(begin)

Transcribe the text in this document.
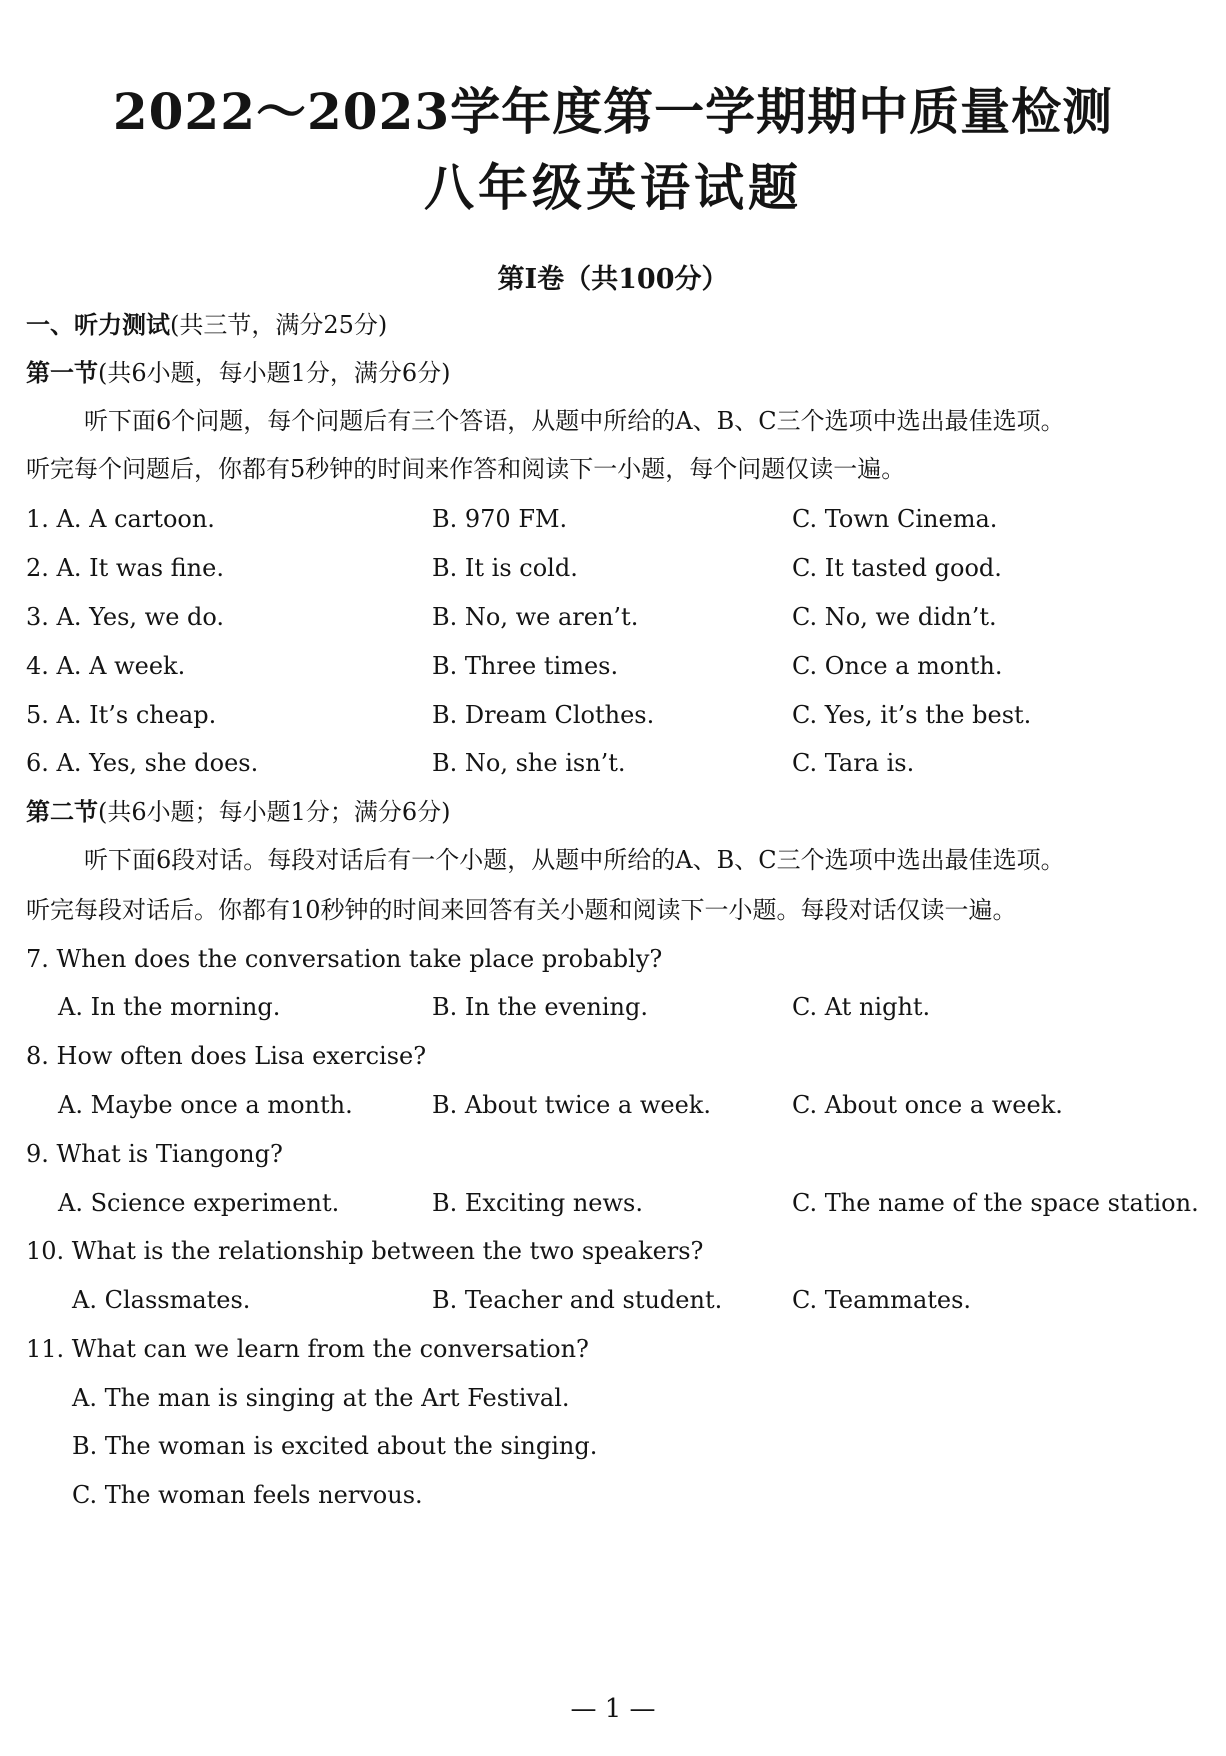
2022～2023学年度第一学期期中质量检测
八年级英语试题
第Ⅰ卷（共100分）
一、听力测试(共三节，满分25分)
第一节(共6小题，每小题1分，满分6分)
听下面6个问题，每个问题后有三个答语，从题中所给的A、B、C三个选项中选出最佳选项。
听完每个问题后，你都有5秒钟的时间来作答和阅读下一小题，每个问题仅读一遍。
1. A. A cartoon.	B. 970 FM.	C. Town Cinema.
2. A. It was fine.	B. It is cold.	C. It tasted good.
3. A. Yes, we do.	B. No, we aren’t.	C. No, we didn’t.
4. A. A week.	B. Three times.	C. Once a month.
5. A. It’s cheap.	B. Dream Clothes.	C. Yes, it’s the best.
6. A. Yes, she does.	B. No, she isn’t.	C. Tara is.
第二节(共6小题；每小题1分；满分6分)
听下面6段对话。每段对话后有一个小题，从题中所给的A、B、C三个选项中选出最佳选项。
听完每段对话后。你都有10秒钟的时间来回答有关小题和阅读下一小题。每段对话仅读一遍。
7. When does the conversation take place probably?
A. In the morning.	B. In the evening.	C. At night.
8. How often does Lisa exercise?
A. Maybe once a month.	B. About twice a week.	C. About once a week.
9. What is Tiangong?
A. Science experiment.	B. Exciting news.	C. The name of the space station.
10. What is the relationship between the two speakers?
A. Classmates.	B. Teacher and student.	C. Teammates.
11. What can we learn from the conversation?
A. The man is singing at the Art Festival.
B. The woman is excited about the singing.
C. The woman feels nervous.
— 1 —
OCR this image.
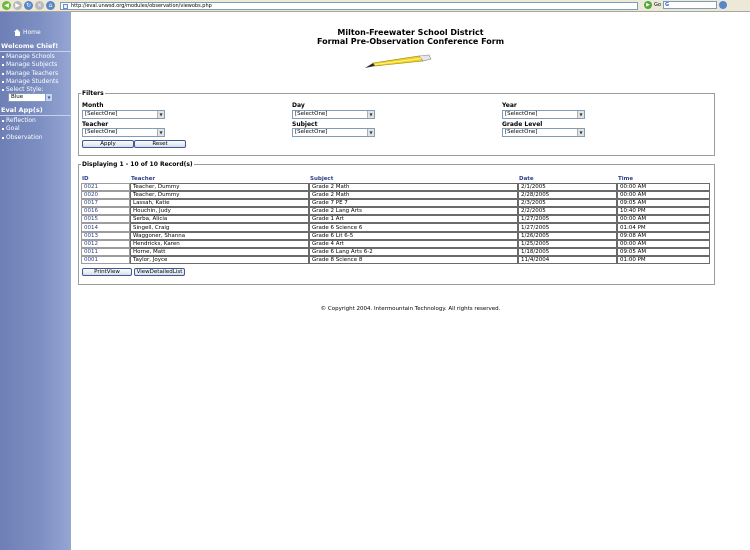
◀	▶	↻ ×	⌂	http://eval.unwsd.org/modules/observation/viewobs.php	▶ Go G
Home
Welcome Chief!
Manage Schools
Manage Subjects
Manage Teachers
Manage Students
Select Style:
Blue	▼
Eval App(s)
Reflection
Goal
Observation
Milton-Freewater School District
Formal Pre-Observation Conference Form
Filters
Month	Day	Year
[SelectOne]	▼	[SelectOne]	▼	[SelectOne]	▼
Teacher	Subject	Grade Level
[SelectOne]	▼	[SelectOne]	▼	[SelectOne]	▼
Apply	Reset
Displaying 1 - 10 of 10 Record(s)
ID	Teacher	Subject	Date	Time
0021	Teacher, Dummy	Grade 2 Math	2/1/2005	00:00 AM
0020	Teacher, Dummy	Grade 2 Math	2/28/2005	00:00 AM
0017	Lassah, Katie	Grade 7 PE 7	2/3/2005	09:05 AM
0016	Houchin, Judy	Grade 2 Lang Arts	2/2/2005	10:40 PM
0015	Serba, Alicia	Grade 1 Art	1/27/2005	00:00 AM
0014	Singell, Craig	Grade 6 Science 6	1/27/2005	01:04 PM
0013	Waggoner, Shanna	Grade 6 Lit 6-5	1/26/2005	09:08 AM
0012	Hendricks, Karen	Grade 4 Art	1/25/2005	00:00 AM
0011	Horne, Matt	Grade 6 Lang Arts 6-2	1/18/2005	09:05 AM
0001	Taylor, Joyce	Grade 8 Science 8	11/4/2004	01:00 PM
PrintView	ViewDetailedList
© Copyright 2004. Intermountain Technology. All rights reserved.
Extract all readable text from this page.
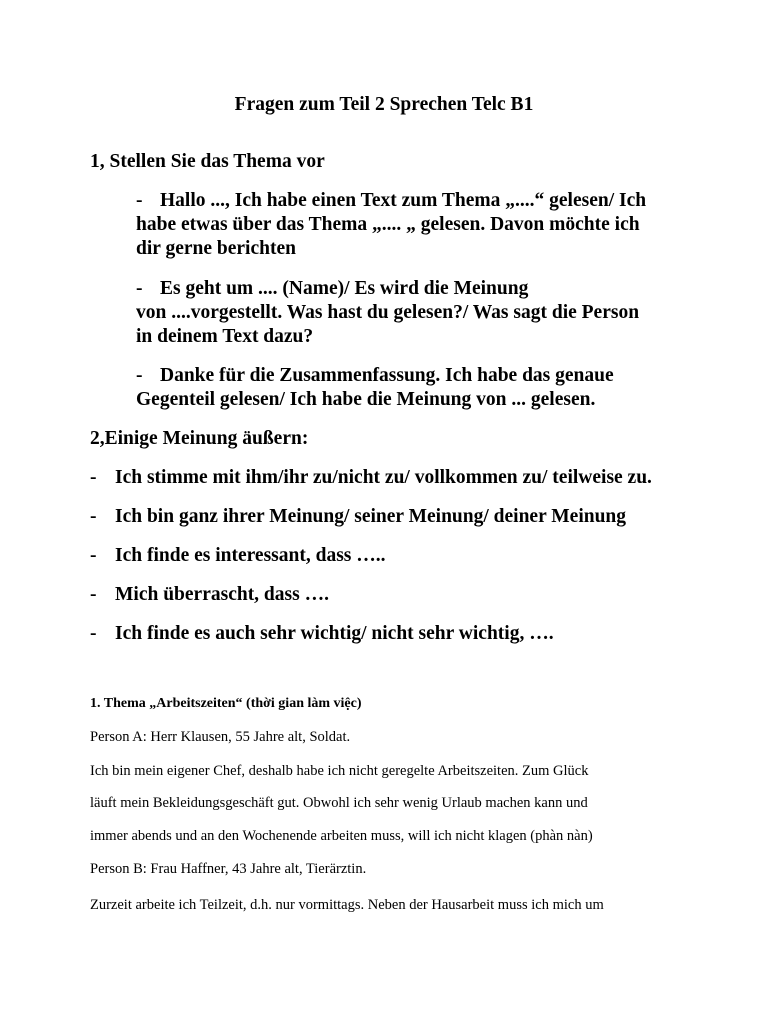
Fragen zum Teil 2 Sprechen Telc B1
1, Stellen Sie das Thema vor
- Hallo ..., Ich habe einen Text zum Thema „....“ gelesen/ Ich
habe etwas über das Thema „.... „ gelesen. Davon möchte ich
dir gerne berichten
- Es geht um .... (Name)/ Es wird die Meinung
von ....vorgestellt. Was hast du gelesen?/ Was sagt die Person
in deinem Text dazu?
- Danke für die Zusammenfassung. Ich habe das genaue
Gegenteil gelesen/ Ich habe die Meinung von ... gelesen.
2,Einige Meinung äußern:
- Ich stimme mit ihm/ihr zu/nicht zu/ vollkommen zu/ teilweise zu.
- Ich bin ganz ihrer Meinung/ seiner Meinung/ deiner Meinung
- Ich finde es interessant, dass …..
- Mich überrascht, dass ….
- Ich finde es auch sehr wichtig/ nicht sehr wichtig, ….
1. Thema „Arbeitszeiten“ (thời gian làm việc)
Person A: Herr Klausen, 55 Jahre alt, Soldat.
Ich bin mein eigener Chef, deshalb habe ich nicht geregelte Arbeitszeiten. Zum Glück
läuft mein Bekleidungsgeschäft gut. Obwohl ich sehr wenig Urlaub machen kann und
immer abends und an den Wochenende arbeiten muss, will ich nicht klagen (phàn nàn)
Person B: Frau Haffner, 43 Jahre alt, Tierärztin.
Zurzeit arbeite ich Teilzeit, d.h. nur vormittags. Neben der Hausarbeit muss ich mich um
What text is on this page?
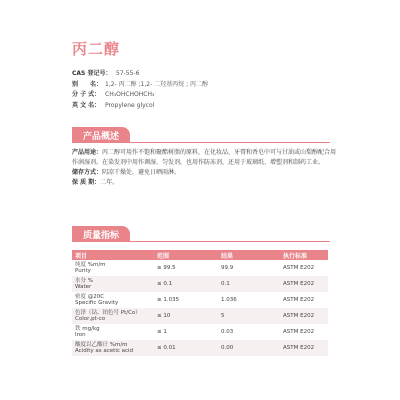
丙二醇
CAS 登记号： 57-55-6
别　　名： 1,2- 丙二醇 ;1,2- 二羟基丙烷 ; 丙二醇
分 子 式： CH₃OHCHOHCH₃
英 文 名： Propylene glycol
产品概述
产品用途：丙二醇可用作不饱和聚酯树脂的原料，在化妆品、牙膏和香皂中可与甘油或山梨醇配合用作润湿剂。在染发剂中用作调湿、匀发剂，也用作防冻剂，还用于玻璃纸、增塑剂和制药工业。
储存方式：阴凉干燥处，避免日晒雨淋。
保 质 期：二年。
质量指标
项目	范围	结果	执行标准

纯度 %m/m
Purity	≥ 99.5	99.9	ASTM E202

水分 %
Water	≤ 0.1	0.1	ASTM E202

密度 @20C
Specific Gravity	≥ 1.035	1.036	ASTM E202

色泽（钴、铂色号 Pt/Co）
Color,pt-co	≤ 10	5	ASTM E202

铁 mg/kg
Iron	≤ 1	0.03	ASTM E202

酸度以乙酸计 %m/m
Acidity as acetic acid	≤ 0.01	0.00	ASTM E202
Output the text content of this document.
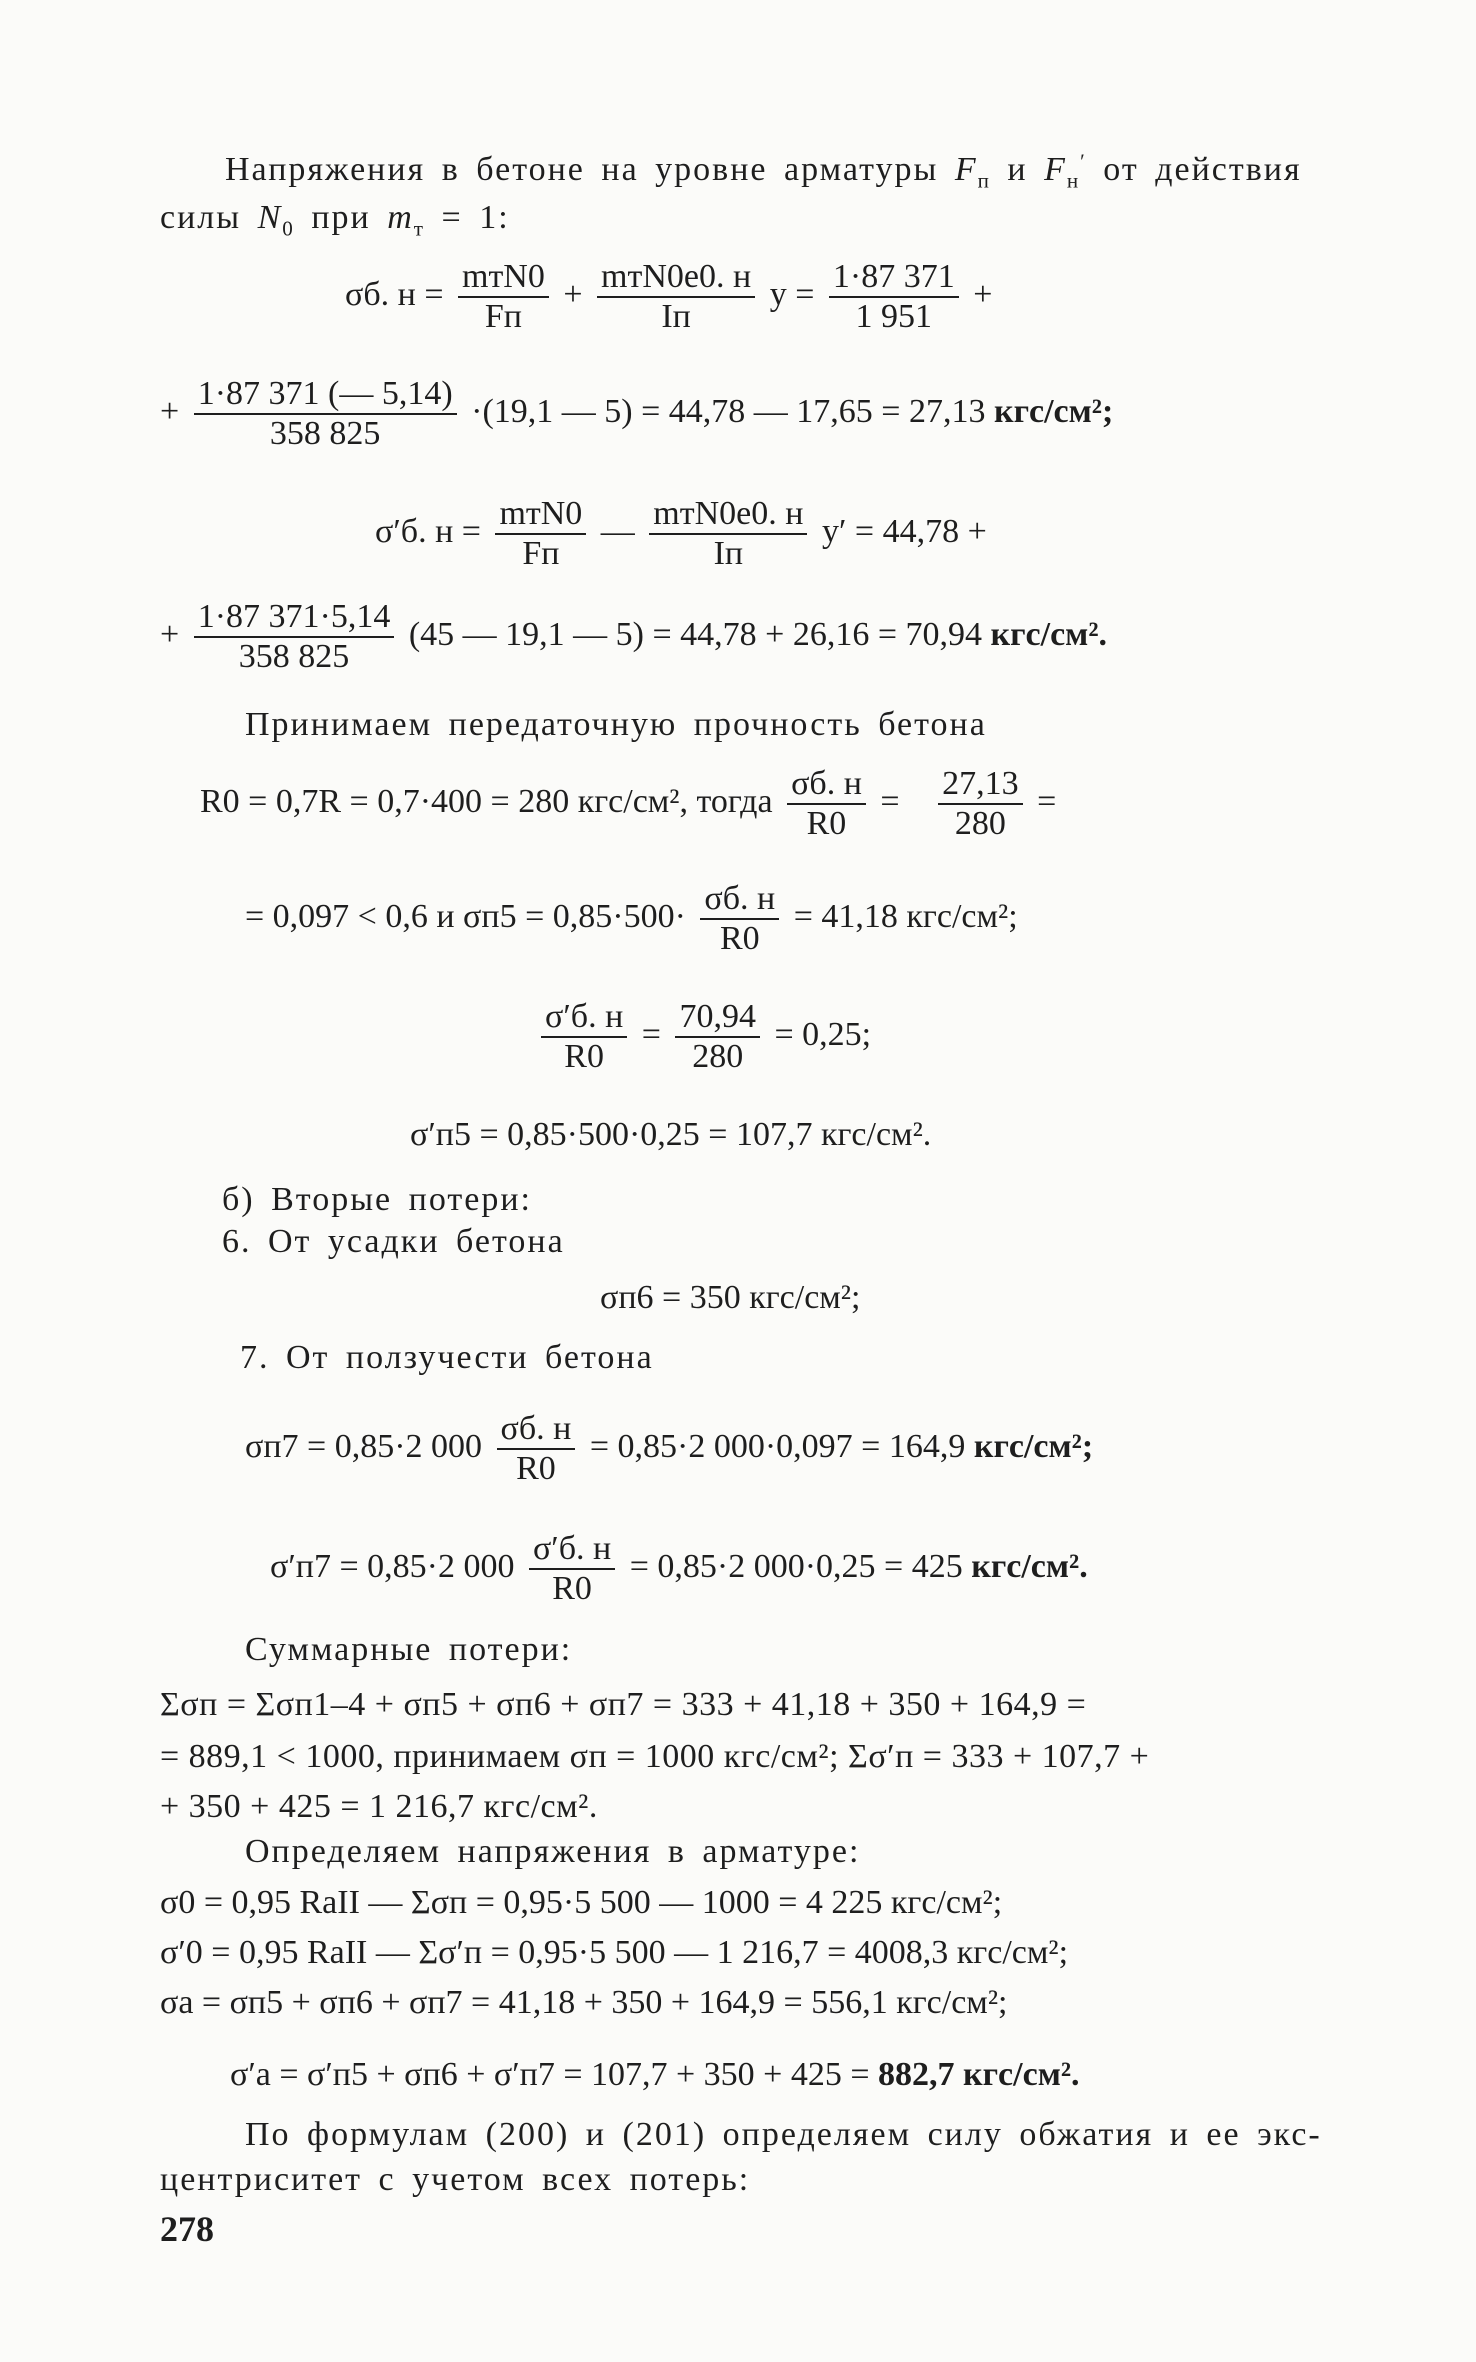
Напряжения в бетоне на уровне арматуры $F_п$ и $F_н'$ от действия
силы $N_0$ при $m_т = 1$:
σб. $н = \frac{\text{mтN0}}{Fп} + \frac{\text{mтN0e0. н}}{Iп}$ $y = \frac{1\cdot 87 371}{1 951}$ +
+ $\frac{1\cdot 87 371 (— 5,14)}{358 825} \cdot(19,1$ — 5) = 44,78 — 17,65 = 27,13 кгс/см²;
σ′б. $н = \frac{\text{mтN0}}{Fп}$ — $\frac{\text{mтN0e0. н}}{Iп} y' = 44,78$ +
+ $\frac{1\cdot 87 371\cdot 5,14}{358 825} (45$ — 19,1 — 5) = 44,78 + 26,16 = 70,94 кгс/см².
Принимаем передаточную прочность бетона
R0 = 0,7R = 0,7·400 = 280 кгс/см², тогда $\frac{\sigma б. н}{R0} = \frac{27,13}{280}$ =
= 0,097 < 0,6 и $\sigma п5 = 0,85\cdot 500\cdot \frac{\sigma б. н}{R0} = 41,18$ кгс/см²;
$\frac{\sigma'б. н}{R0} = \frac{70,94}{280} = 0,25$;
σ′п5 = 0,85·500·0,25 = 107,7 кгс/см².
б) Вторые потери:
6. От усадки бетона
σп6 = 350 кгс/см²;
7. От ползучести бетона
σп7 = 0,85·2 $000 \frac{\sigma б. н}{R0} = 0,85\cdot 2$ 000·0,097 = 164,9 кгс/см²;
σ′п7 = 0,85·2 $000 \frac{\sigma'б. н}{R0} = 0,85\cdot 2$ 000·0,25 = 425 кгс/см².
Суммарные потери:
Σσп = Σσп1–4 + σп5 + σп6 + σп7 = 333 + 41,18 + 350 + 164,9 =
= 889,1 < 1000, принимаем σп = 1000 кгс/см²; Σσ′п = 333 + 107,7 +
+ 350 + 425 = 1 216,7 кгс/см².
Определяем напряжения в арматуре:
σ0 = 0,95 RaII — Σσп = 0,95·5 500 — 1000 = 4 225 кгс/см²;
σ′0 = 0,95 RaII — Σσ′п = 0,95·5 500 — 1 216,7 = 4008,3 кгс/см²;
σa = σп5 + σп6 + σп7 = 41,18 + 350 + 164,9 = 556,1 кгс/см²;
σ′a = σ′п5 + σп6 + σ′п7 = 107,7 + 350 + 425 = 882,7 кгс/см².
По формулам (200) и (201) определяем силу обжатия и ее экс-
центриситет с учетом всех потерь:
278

(end)

# Written task:
Quote exactly, and nothing besides, the lines from the one with "Output the text content of this document." through the end of the records above; include both ends and omit the pictures.

# Answer for this exercise:
Output the text content of this document.
Напряжения в бетоне на уровне арматуры $F_п$ и $F_н'$ от действия
силы $N_0$ при $m_т = 1$:
σб. $н = \frac{\text{mтN0}}{Fп} + \frac{\text{mтN0e0. н}}{Iп}$ $y = \frac{1\cdot 87 371}{1 951}$ +
+ $\frac{1\cdot 87 371 (— 5,14)}{358 825} \cdot(19,1$ — 5) = 44,78 — 17,65 = 27,13 кгс/см²;
σ′б. $н = \frac{\text{mтN0}}{Fп}$ — $\frac{\text{mтN0e0. н}}{Iп} y' = 44,78$ +
+ $\frac{1\cdot 87 371\cdot 5,14}{358 825} (45$ — 19,1 — 5) = 44,78 + 26,16 = 70,94 кгс/см².
Принимаем передаточную прочность бетона
R0 = 0,7R = 0,7·400 = 280 кгс/см², тогда $\frac{\sigma б. н}{R0} = \frac{27,13}{280}$ =
= 0,097 < 0,6 и $\sigma п5 = 0,85\cdot 500\cdot \frac{\sigma б. н}{R0} = 41,18$ кгс/см²;
$\frac{\sigma'б. н}{R0} = \frac{70,94}{280} = 0,25$;
σ′п5 = 0,85·500·0,25 = 107,7 кгс/см².
б) Вторые потери:
6. От усадки бетона
σп6 = 350 кгс/см²;
7. От ползучести бетона
σп7 = 0,85·2 $000 \frac{\sigma б. н}{R0} = 0,85\cdot 2$ 000·0,097 = 164,9 кгс/см²;
σ′п7 = 0,85·2 $000 \frac{\sigma'б. н}{R0} = 0,85\cdot 2$ 000·0,25 = 425 кгс/см².
Суммарные потери:
Σσп = Σσп1–4 + σп5 + σп6 + σп7 = 333 + 41,18 + 350 + 164,9 =
= 889,1 < 1000, принимаем σп = 1000 кгс/см²; Σσ′п = 333 + 107,7 +
+ 350 + 425 = 1 216,7 кгс/см².
Определяем напряжения в арматуре:
σ0 = 0,95 RaII — Σσп = 0,95·5 500 — 1000 = 4 225 кгс/см²;
σ′0 = 0,95 RaII — Σσ′п = 0,95·5 500 — 1 216,7 = 4008,3 кгс/см²;
σa = σп5 + σп6 + σп7 = 41,18 + 350 + 164,9 = 556,1 кгс/см²;
σ′a = σ′п5 + σп6 + σ′п7 = 107,7 + 350 + 425 = 882,7 кгс/см².
По формулам (200) и (201) определяем силу обжатия и ее экс-
центриситет с учетом всех потерь:
278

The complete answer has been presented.